## Stated exercise
Reproduce every line of the material below, but drop the pictures.

-------- Available records

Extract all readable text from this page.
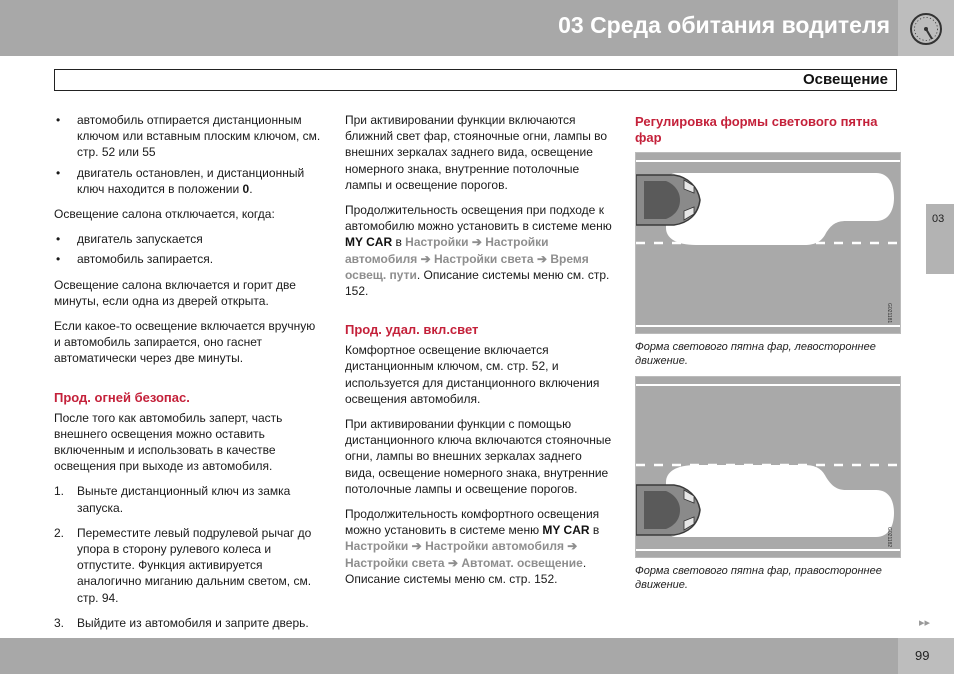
03 Среда обитания водителя
Освещение
03
• автомобиль отпирается дистанционным ключом или вставным плоским ключом, см. стр. 52 или 55
• двигатель остановлен, и дистанционный ключ находится в положении 0.

Освещение салона отключается, когда:

• двигатель запускается
• автомобиль запирается.

Освещение салона включается и горит две минуты, если одна из дверей открыта.

Если какое-то освещение включается вручную и автомобиль запирается, оно гаснет автоматически через две минуты.

Прод. огней безопас.

После того как автомобиль заперт, часть внешнего освещения можно оставить включенным и использовать в качестве освещения при выходе из автомобиля.

1. Выньте дистанционный ключ из замка запуска.
2. Переместите левый подрулевой рычаг до упора в сторону рулевого колеса и отпустите. Функция активируется аналогично миганию дальним светом, см. стр. 94.
3. Выйдите из автомобиля и заприте дверь.

При активировании функции включаются ближний свет фар, стояночные огни, лампы во внешних зеркалах заднего вида, освещение номерного знака, внутренние потолочные лампы и освещение порогов.

Продолжительность освещения при подходе к автомобилю можно установить в системе меню MY CAR в Настройки ➔ Настройки автомобиля ➔ Настройки света ➔ Время освещ. пути. Описание системы меню см. стр. 152.

Прод. удал. вкл.свет

Комфортное освещение включается дистанционным ключом, см. стр. 52, и используется для дистанционного включения освещения автомобиля.

При активировании функции с помощью дистанционного ключа включаются стояночные огни, лампы во внешних зеркалах заднего вида, освещение номерного знака, внутренние потолочные лампы и освещение порогов.

Продолжительность комфортного освещения можно установить в системе меню MY CAR в Настройки ➔ Настройки автомобиля ➔ Настройки света ➔ Автомат. освещение. Описание системы меню см. стр. 152.

Регулировка формы светового пятна фар
G021181

Форма светового пятна фар, левостороннее движение.

G021182

Форма светового пятна фар, правостороннее движение.

▸▸
99
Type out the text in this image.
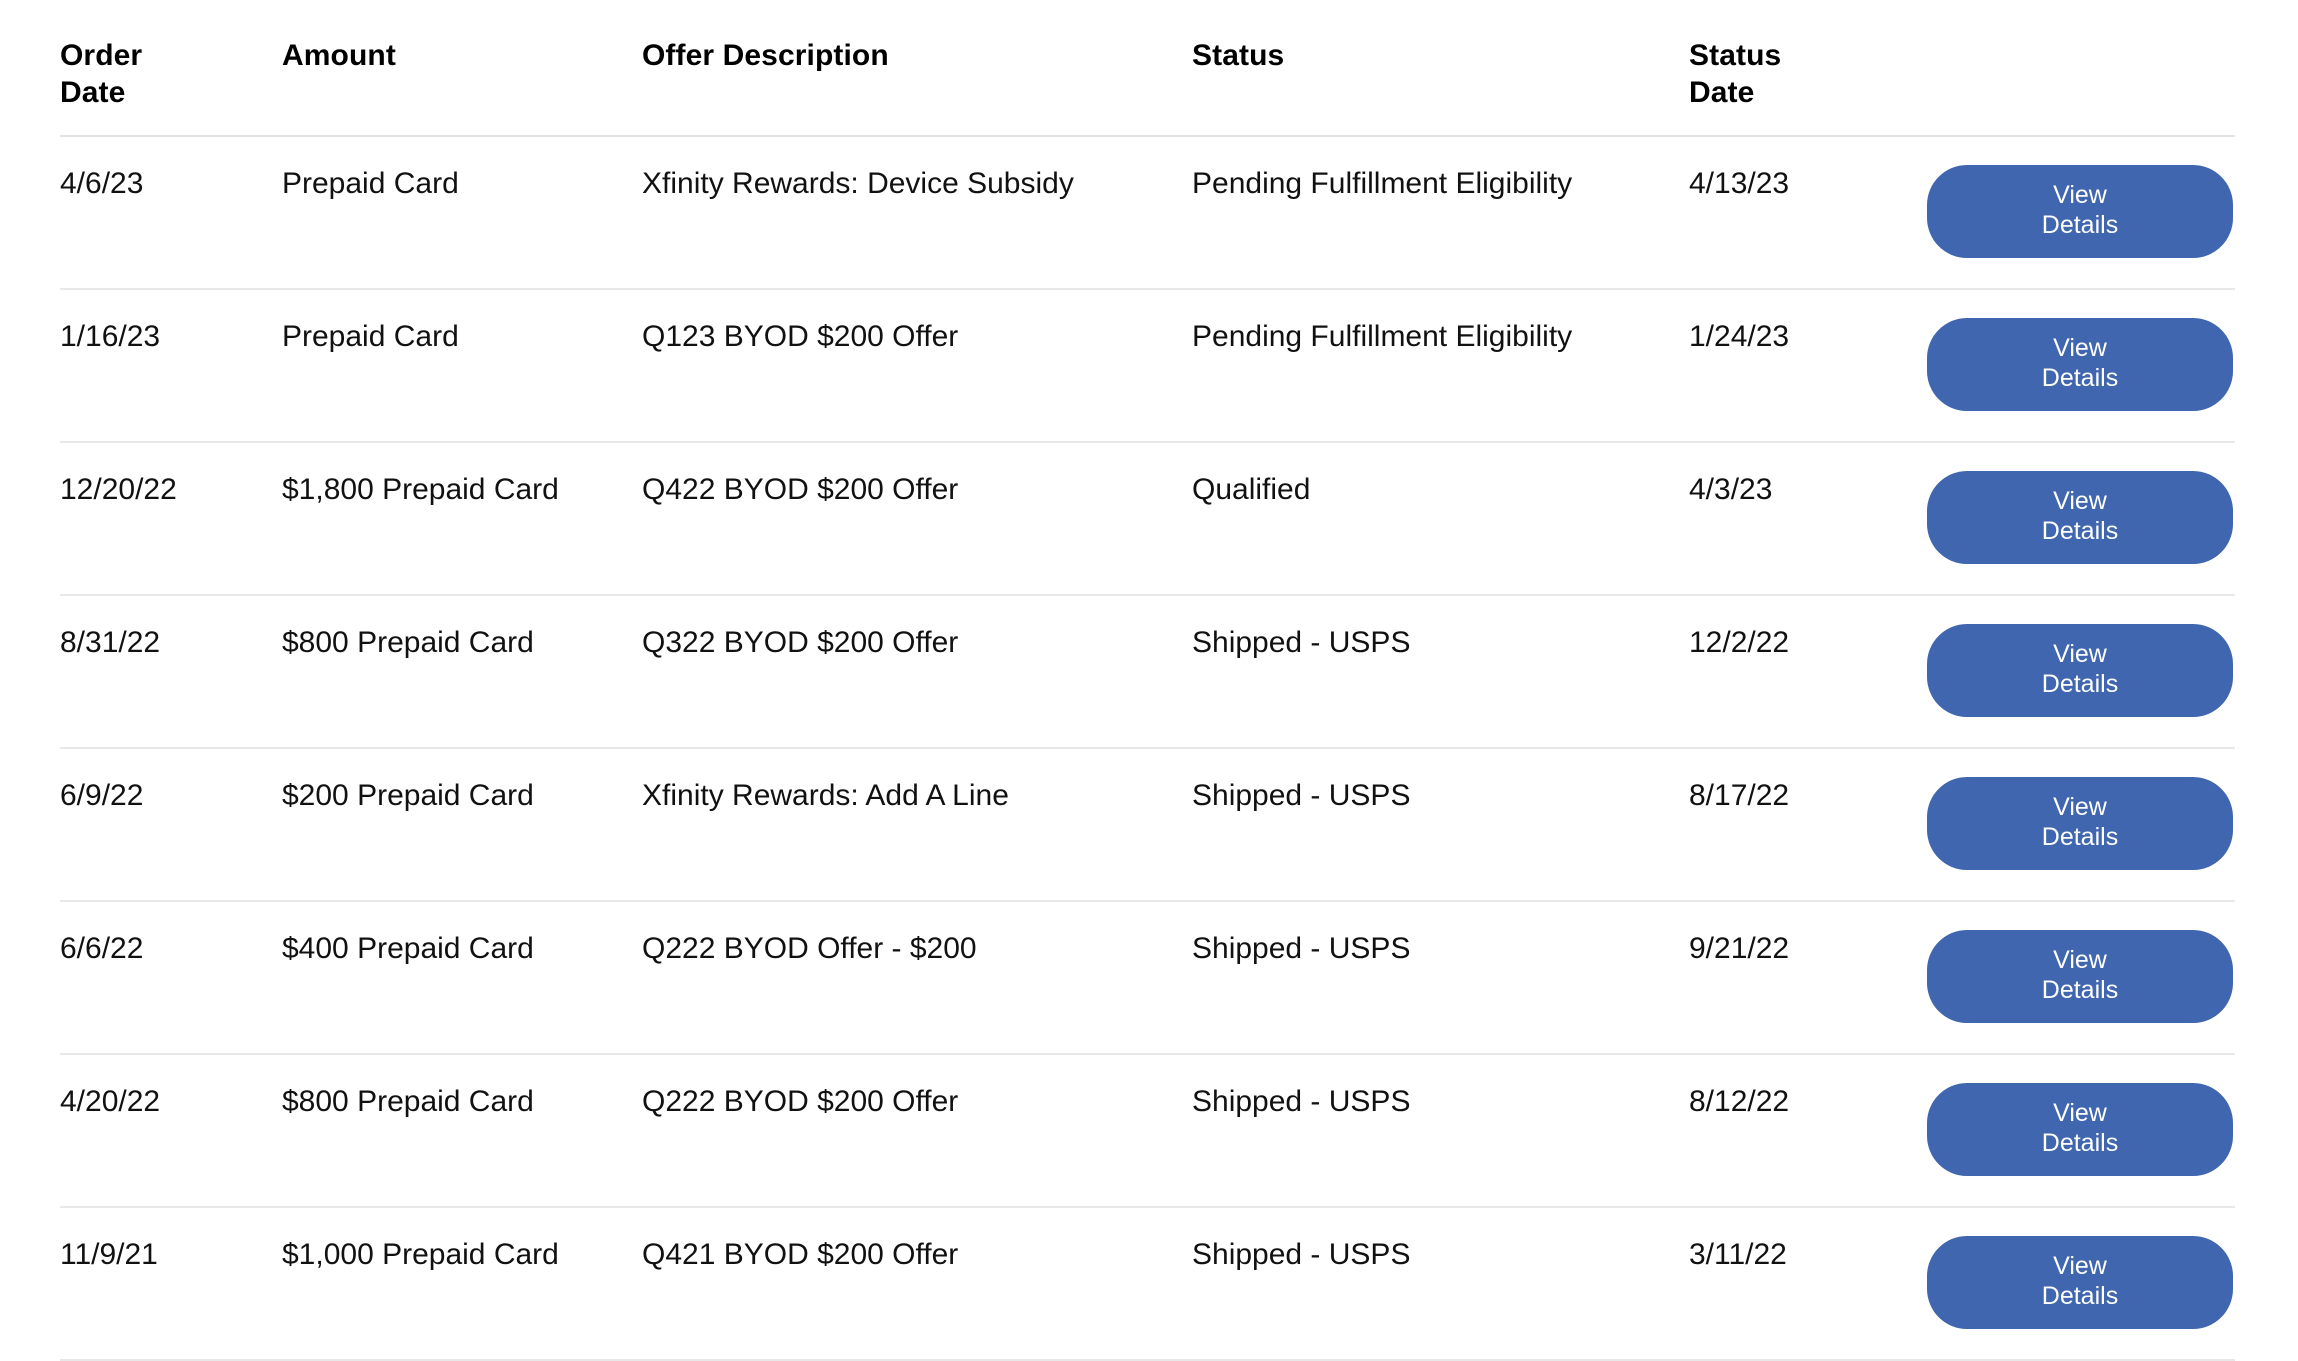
Order
Date	Amount	Offer Description	Status	Status
Date	

4/6/23	Prepaid Card	Xfinity Rewards: Device Subsidy	Pending Fulfillment Eligibility	4/13/23	View
Details

1/16/23	Prepaid Card	Q123 BYOD $200 Offer	Pending Fulfillment Eligibility	1/24/23	View
Details

12/20/22	$1,800 Prepaid Card	Q422 BYOD $200 Offer	Qualified	4/3/23	View
Details

8/31/22	$800 Prepaid Card	Q322 BYOD $200 Offer	Shipped - USPS	12/2/22	View
Details

6/9/22	$200 Prepaid Card	Xfinity Rewards: Add A Line	Shipped - USPS	8/17/22	View
Details

6/6/22	$400 Prepaid Card	Q222 BYOD Offer - $200	Shipped - USPS	9/21/22	View
Details

4/20/22	$800 Prepaid Card	Q222 BYOD $200 Offer	Shipped - USPS	8/12/22	View
Details

11/9/21	$1,000 Prepaid Card	Q421 BYOD $200 Offer	Shipped - USPS	3/11/22	View
Details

----------------

## Written answer
Extract all readable text from this page.
03 Среда обитания водителя
Освещение
03
• автомобиль отпирается дистанционным ключом или вставным плоским ключом, см. стр. 52 или 55
• двигатель остановлен, и дистанционный ключ находится в положении 0.

Освещение салона отключается, когда:

• двигатель запускается
• автомобиль запирается.

Освещение салона включается и горит две минуты, если одна из дверей открыта.

Если какое-то освещение включается вручную и автомобиль запирается, оно гаснет автоматически через две минуты.

Прод. огней безопас.

После того как автомобиль заперт, часть внешнего освещения можно оставить включенным и использовать в качестве освещения при выходе из автомобиля.

1. Выньте дистанционный ключ из замка запуска.
2. Переместите левый подрулевой рычаг до упора в сторону рулевого колеса и отпустите. Функция активируется аналогично миганию дальним светом, см. стр. 94.
3. Выйдите из автомобиля и заприте дверь.

При активировании функции включаются ближний свет фар, стояночные огни, лампы во внешних зеркалах заднего вида, освещение номерного знака, внутренние потолочные лампы и освещение порогов.

Продолжительность освещения при подходе к автомобилю можно установить в системе меню MY CAR в Настройки ➔ Настройки автомобиля ➔ Настройки света ➔ Время освещ. пути. Описание системы меню см. стр. 152.

Прод. удал. вкл.свет

Комфортное освещение включается дистанционным ключом, см. стр. 52, и используется для дистанционного включения освещения автомобиля.

При активировании функции с помощью дистанционного ключа включаются стояночные огни, лампы во внешних зеркалах заднего вида, освещение номерного знака, внутренние потолочные лампы и освещение порогов.

Продолжительность комфортного освещения можно установить в системе меню MY CAR в Настройки ➔ Настройки автомобиля ➔ Настройки света ➔ Автомат. освещение. Описание системы меню см. стр. 152.

Регулировка формы светового пятна фар
G021181

Форма светового пятна фар, левостороннее движение.

G021182

Форма светового пятна фар, правостороннее движение.

▸▸
99
Type out the text in this image.
Order
Date	Amount	Offer Description	Status	Status
Date	

4/6/23	Prepaid Card	Xfinity Rewards: Device Subsidy	Pending Fulfillment Eligibility	4/13/23	View
Details

1/16/23	Prepaid Card	Q123 BYOD $200 Offer	Pending Fulfillment Eligibility	1/24/23	View
Details

12/20/22	$1,800 Prepaid Card	Q422 BYOD $200 Offer	Qualified	4/3/23	View
Details

8/31/22	$800 Prepaid Card	Q322 BYOD $200 Offer	Shipped - USPS	12/2/22	View
Details

6/9/22	$200 Prepaid Card	Xfinity Rewards: Add A Line	Shipped - USPS	8/17/22	View
Details

6/6/22	$400 Prepaid Card	Q222 BYOD Offer - $200	Shipped - USPS	9/21/22	View
Details

4/20/22	$800 Prepaid Card	Q222 BYOD $200 Offer	Shipped - USPS	8/12/22	View
Details

11/9/21	$1,000 Prepaid Card	Q421 BYOD $200 Offer	Shipped - USPS	3/11/22	View
Details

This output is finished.